▶ Goal of the exercise
Write out every line of the material as it stands, apart from the pictures.

(Data excerpts)

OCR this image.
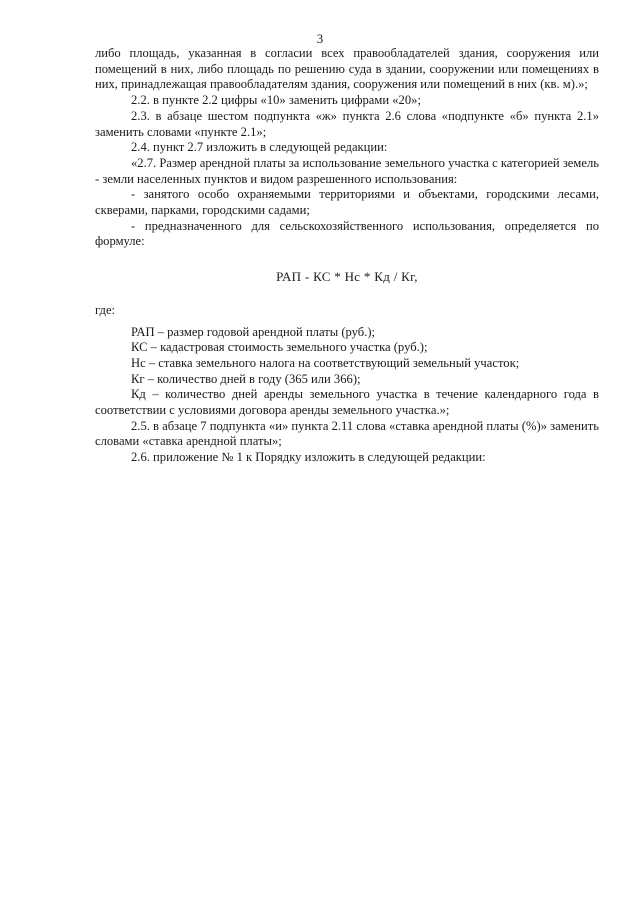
3

либо площадь, указанная в согласии всех правообладателей здания, сооружения или помещений в них, либо площадь по решению суда в здании, сооружении или помещениях в них, принадлежащая правообладателям здания, сооружения или помещений в них (кв. м).»;

2.2. в пункте 2.2 цифры «10» заменить цифрами «20»;

2.3. в абзаце шестом подпункта «ж» пункта 2.6 слова «подпункте «б» пункта 2.1» заменить словами «пункте 2.1»;

2.4. пункт 2.7 изложить в следующей редакции:

«2.7. Размер арендной платы за использование земельного участка с категорией земель - земли населенных пунктов и видом разрешенного использования:

- занятого особо охраняемыми территориями и объектами, городскими лесами, скверами, парками, городскими садами;

- предназначенного для сельскохозяйственного использования, определяется по формуле:

РАП - КС * Нс * Кд / Кг,

где:

РАП – размер годовой арендной платы (руб.);

КС – кадастровая стоимость земельного участка (руб.);

Нс – ставка земельного налога на соответствующий земельный участок;

Кг – количество дней в году (365 или 366);

Кд – количество дней аренды земельного участка в течение календарного года в соответствии с условиями договора аренды земельного участка.»;

2.5. в абзаце 7 подпункта «и» пункта 2.11 слова «ставка арендной платы (%)» заменить словами «ставка арендной платы»;

2.6. приложение № 1 к Порядку изложить в следующей редакции:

▶ Exercise solution
OCR this image.
3

либо площадь, указанная в согласии всех правообладателей здания, сооружения или помещений в них, либо площадь по решению суда в здании, сооружении или помещениях в них, принадлежащая правообладателям здания, сооружения или помещений в них (кв. м).»;

2.2. в пункте 2.2 цифры «10» заменить цифрами «20»;

2.3. в абзаце шестом подпункта «ж» пункта 2.6 слова «подпункте «б» пункта 2.1» заменить словами «пункте 2.1»;

2.4. пункт 2.7 изложить в следующей редакции:

«2.7. Размер арендной платы за использование земельного участка с категорией земель - земли населенных пунктов и видом разрешенного использования:

- занятого особо охраняемыми территориями и объектами, городскими лесами, скверами, парками, городскими садами;

- предназначенного для сельскохозяйственного использования, определяется по формуле:

РАП - КС * Нс * Кд / Кг,

где:

РАП – размер годовой арендной платы (руб.);

КС – кадастровая стоимость земельного участка (руб.);

Нс – ставка земельного налога на соответствующий земельный участок;

Кг – количество дней в году (365 или 366);

Кд – количество дней аренды земельного участка в течение календарного года в соответствии с условиями договора аренды земельного участка.»;

2.5. в абзаце 7 подпункта «и» пункта 2.11 слова «ставка арендной платы (%)» заменить словами «ставка арендной платы»;

2.6. приложение № 1 к Порядку изложить в следующей редакции:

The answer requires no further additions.